:: Given exercise ::
Read the lines that follow and tally those with the word "from"; give the number and nothing else.
■ ■ ■ ■ ■ ■ ■
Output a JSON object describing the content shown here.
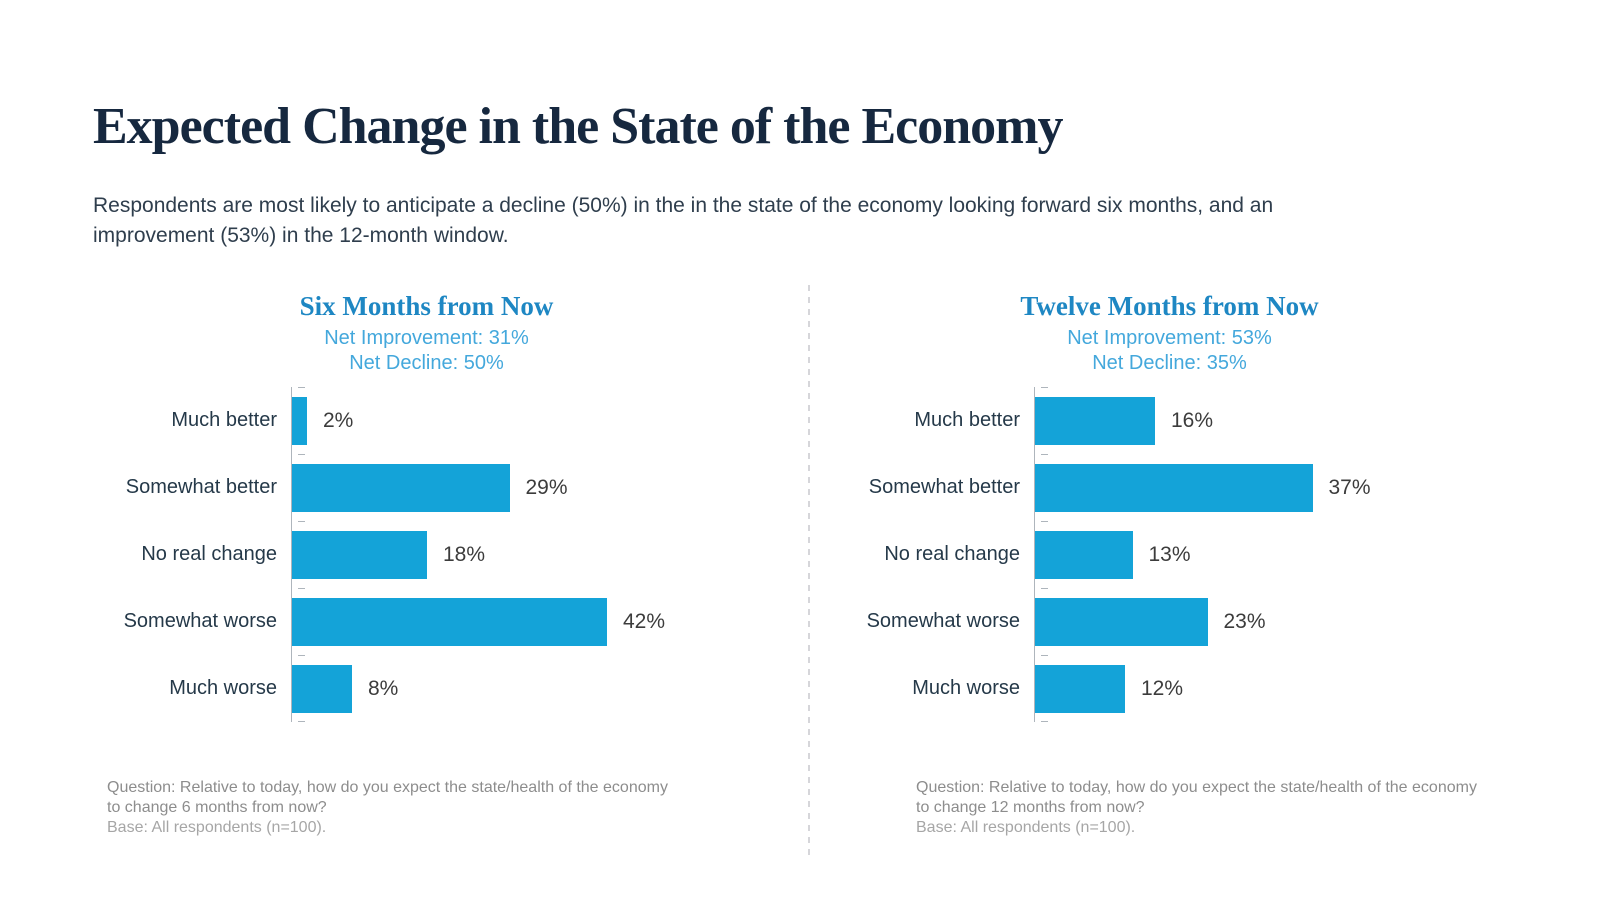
{
  "slide": {
    "title": "Expected Change in the State of the Economy",
    "subtitle_lines": [
      "Respondents are most likely to anticipate a decline (50%) in the in the state of the economy looking forward six months, and an",
      "improvement (53%) in the 12-month window."
    ]
  },
  "colors": {
    "accent_blue": "#1E87C3",
    "light_blue": "#44A8DC",
    "bar_blue": "#14A3D8",
    "title_navy": "#16283F",
    "body_slate": "#2F3E4D",
    "label_slate": "#253949",
    "value_gray": "#3C3C3C",
    "axis_gray": "#AEB5BC",
    "divider_gray": "#D6D6DA",
    "footnote_gray": "#8D8D8D",
    "footnote_light_gray": "#A6A6A6"
  },
  "chart_data": [
    {
      "type": "bar",
      "orientation": "horizontal",
      "title": "Six Months from Now",
      "subtitle_lines": [
        "Net Improvement: 31%",
        "Net Decline: 50%"
      ],
      "categories": [
        "Much better",
        "Somewhat better",
        "No real change",
        "Somewhat worse",
        "Much worse"
      ],
      "values": [
        2,
        29,
        18,
        42,
        8
      ],
      "value_labels": [
        "2%",
        "29%",
        "18%",
        "42%",
        "8%"
      ],
      "xlim": [
        0,
        50
      ],
      "grid": false,
      "legend": "none",
      "bar_color": "#14A3D8",
      "footnote_lines": [
        "Question: Relative to today, how do you expect the state/health of the economy",
        "to change 6 months from now?",
        "Base: All respondents (n=100)."
      ]
    },
    {
      "type": "bar",
      "orientation": "horizontal",
      "title": "Twelve Months from Now",
      "subtitle_lines": [
        "Net Improvement: 53%",
        "Net Decline: 35%"
      ],
      "categories": [
        "Much better",
        "Somewhat better",
        "No real change",
        "Somewhat worse",
        "Much worse"
      ],
      "values": [
        16,
        37,
        13,
        23,
        12
      ],
      "value_labels": [
        "16%",
        "37%",
        "13%",
        "23%",
        "12%"
      ],
      "xlim": [
        0,
        50
      ],
      "grid": false,
      "legend": "none",
      "bar_color": "#14A3D8",
      "footnote_lines": [
        "Question: Relative to today, how do you expect the state/health of the economy",
        "to change 12 months from now?",
        "Base: All respondents (n=100)."
      ]
    }
  ]
}
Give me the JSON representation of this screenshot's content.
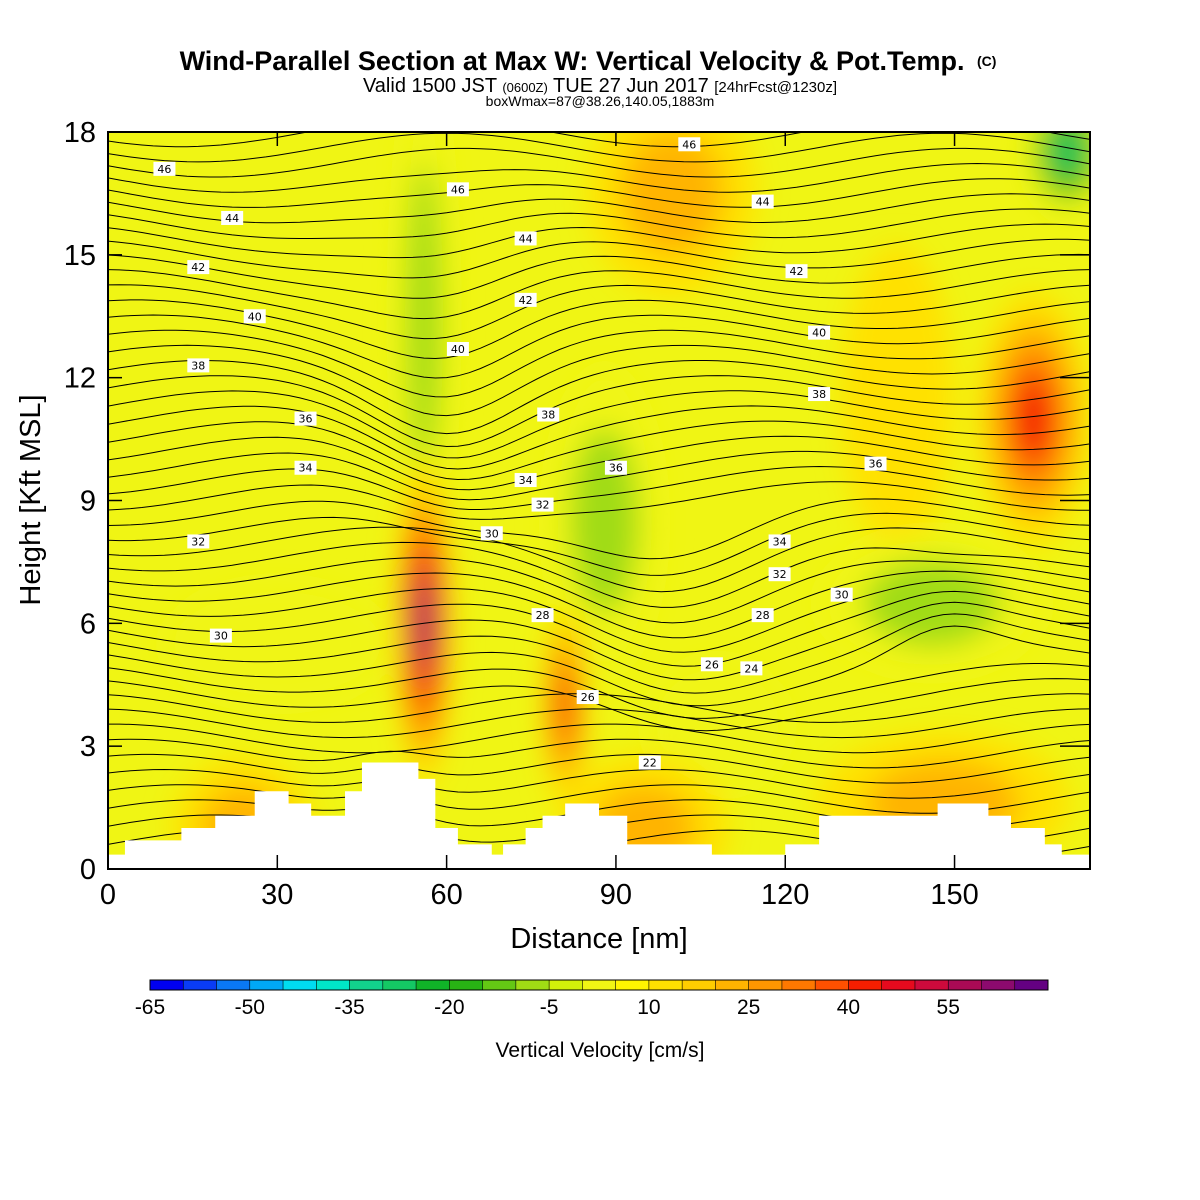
{
  "chart_data": {
    "type": "heatmap",
    "title": "Wind-Parallel Section at Max W: Vertical Velocity & Pot.Temp.",
    "title_mark": "(C)",
    "subtitle": {
      "prefix": "Valid 1500 JST ",
      "utc": "(0600Z)",
      "date": " TUE 27 Jun 2017 ",
      "fcst": "[24hrFcst@1230z]"
    },
    "subtitle2": "boxWmax=87@38.26,140.05,1883m",
    "xlabel": "Distance [nm]",
    "ylabel": "Height [Kft MSL]",
    "xlim": [
      0,
      174
    ],
    "ylim": [
      0,
      18
    ],
    "x_ticks": [
      0,
      30,
      60,
      90,
      120,
      150
    ],
    "y_ticks": [
      0,
      3,
      6,
      9,
      12,
      15,
      18
    ],
    "colorbar": {
      "label": "Vertical Velocity [cm/s]",
      "ticks": [
        "-65",
        "-50",
        "-35",
        "-20",
        "-5",
        "10",
        "25",
        "40",
        "55"
      ],
      "colors": [
        "#0000f0",
        "#0a3cf5",
        "#0a78f5",
        "#00a8f5",
        "#00dcf0",
        "#00e6c8",
        "#12d28c",
        "#14c864",
        "#10b428",
        "#28b414",
        "#64c814",
        "#a0dc14",
        "#d2f00a",
        "#f0f514",
        "#fff500",
        "#ffe100",
        "#ffcd00",
        "#ffb400",
        "#ff9600",
        "#ff7800",
        "#ff5000",
        "#f51e00",
        "#e60a1e",
        "#cd0a3c",
        "#aa0a55",
        "#8c0a6e",
        "#640082"
      ]
    },
    "w_cells": [
      {
        "x": 56,
        "y": 6.0,
        "rx": 4,
        "ry": 3.2,
        "w": 55
      },
      {
        "x": 81,
        "y": 4.0,
        "rx": 3,
        "ry": 2.0,
        "w": 40
      },
      {
        "x": 164,
        "y": 11.0,
        "rx": 8,
        "ry": 2.5,
        "w": 40
      },
      {
        "x": 100,
        "y": 16.5,
        "rx": 12,
        "ry": 2.0,
        "w": 15
      },
      {
        "x": 24,
        "y": 1.0,
        "rx": 10,
        "ry": 1.4,
        "w": 20
      },
      {
        "x": 95,
        "y": 1.0,
        "rx": 12,
        "ry": 1.4,
        "w": 20
      },
      {
        "x": 148,
        "y": 1.6,
        "rx": 18,
        "ry": 1.4,
        "w": 15
      },
      {
        "x": 140,
        "y": 11.5,
        "rx": 8,
        "ry": 3.0,
        "w": 12
      },
      {
        "x": 56,
        "y": 13.5,
        "rx": 4,
        "ry": 5.0,
        "w": -22
      },
      {
        "x": 88,
        "y": 8.5,
        "rx": 8,
        "ry": 3.0,
        "w": -17
      },
      {
        "x": 146,
        "y": 6.5,
        "rx": 16,
        "ry": 1.4,
        "w": -20
      },
      {
        "x": 170,
        "y": 17.5,
        "rx": 6,
        "ry": 1.3,
        "w": -35
      },
      {
        "x": 30,
        "y": 5.5,
        "rx": 16,
        "ry": 1.2,
        "w": -8
      },
      {
        "x": 108,
        "y": 3.5,
        "rx": 10,
        "ry": 1.3,
        "w": -10
      }
    ],
    "terrain": [
      [
        0,
        0.35
      ],
      [
        3,
        0.35
      ],
      [
        3,
        0.7
      ],
      [
        13,
        0.7
      ],
      [
        13,
        1.0
      ],
      [
        19,
        1.0
      ],
      [
        19,
        1.3
      ],
      [
        26,
        1.3
      ],
      [
        26,
        1.9
      ],
      [
        32,
        1.9
      ],
      [
        32,
        1.6
      ],
      [
        36,
        1.6
      ],
      [
        36,
        1.3
      ],
      [
        42,
        1.3
      ],
      [
        42,
        1.9
      ],
      [
        45,
        1.9
      ],
      [
        45,
        2.6
      ],
      [
        55,
        2.6
      ],
      [
        55,
        2.2
      ],
      [
        58,
        2.2
      ],
      [
        58,
        1.0
      ],
      [
        62,
        1.0
      ],
      [
        62,
        0.6
      ],
      [
        68,
        0.6
      ],
      [
        68,
        0.35
      ],
      [
        70,
        0.35
      ],
      [
        70,
        0.6
      ],
      [
        74,
        0.6
      ],
      [
        74,
        1.0
      ],
      [
        77,
        1.0
      ],
      [
        77,
        1.3
      ],
      [
        81,
        1.3
      ],
      [
        81,
        1.6
      ],
      [
        87,
        1.6
      ],
      [
        87,
        1.3
      ],
      [
        92,
        1.3
      ],
      [
        92,
        0.6
      ],
      [
        107,
        0.6
      ],
      [
        107,
        0.35
      ],
      [
        120,
        0.35
      ],
      [
        120,
        0.6
      ],
      [
        126,
        0.6
      ],
      [
        126,
        1.3
      ],
      [
        147,
        1.3
      ],
      [
        147,
        1.6
      ],
      [
        156,
        1.6
      ],
      [
        156,
        1.3
      ],
      [
        160,
        1.3
      ],
      [
        160,
        1.0
      ],
      [
        166,
        1.0
      ],
      [
        166,
        0.6
      ],
      [
        169,
        0.6
      ],
      [
        169,
        0.35
      ],
      [
        174,
        0.35
      ]
    ],
    "isotherm_labels": [
      {
        "text": "46",
        "x": 10,
        "y": 17.1
      },
      {
        "text": "44",
        "x": 22,
        "y": 15.9
      },
      {
        "text": "42",
        "x": 16,
        "y": 14.7
      },
      {
        "text": "40",
        "x": 26,
        "y": 13.5
      },
      {
        "text": "38",
        "x": 16,
        "y": 12.3
      },
      {
        "text": "36",
        "x": 35,
        "y": 11.0
      },
      {
        "text": "34",
        "x": 35,
        "y": 9.8
      },
      {
        "text": "32",
        "x": 16,
        "y": 8.0
      },
      {
        "text": "30",
        "x": 20,
        "y": 5.7
      },
      {
        "text": "46",
        "x": 62,
        "y": 16.6
      },
      {
        "text": "44",
        "x": 74,
        "y": 15.4
      },
      {
        "text": "42",
        "x": 74,
        "y": 13.9
      },
      {
        "text": "40",
        "x": 62,
        "y": 12.7
      },
      {
        "text": "38",
        "x": 78,
        "y": 11.1
      },
      {
        "text": "34",
        "x": 74,
        "y": 9.5
      },
      {
        "text": "32",
        "x": 77,
        "y": 8.9
      },
      {
        "text": "30",
        "x": 68,
        "y": 8.2
      },
      {
        "text": "28",
        "x": 77,
        "y": 6.2
      },
      {
        "text": "26",
        "x": 85,
        "y": 4.2
      },
      {
        "text": "22",
        "x": 96,
        "y": 2.6
      },
      {
        "text": "36",
        "x": 90,
        "y": 9.8
      },
      {
        "text": "46",
        "x": 103,
        "y": 17.7
      },
      {
        "text": "44",
        "x": 116,
        "y": 16.3
      },
      {
        "text": "42",
        "x": 122,
        "y": 14.6
      },
      {
        "text": "40",
        "x": 126,
        "y": 13.1
      },
      {
        "text": "38",
        "x": 126,
        "y": 11.6
      },
      {
        "text": "36",
        "x": 136,
        "y": 9.9
      },
      {
        "text": "34",
        "x": 119,
        "y": 8.0
      },
      {
        "text": "32",
        "x": 119,
        "y": 7.2
      },
      {
        "text": "30",
        "x": 130,
        "y": 6.7
      },
      {
        "text": "28",
        "x": 116,
        "y": 6.2
      },
      {
        "text": "26",
        "x": 107,
        "y": 5.0
      },
      {
        "text": "24",
        "x": 114,
        "y": 4.9
      }
    ]
  }
}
■ ■ ■ ■ ■ ■ ■
:: Solution for this task ::
4